-- Material for the task --
* * * * * * *
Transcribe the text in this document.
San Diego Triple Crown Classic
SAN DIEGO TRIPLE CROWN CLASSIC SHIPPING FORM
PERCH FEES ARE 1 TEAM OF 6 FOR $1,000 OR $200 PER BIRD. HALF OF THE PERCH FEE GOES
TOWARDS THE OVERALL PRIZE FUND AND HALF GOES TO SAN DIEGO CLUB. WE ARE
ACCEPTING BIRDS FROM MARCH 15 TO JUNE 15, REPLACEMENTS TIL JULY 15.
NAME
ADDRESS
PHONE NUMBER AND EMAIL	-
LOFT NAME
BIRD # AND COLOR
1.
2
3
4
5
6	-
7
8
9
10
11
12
* * * * * * *
-- Work required --
Copy out every line from the material above in which the word "GOES" appears.

-- Answer to this problem --
PERCH FEES ARE 1 TEAM OF 6 FOR $1,000 OR $200 PER BIRD. HALF OF THE PERCH FEE GOES
TOWARDS THE OVERALL PRIZE FUND AND HALF GOES TO SAN DIEGO CLUB. WE ARE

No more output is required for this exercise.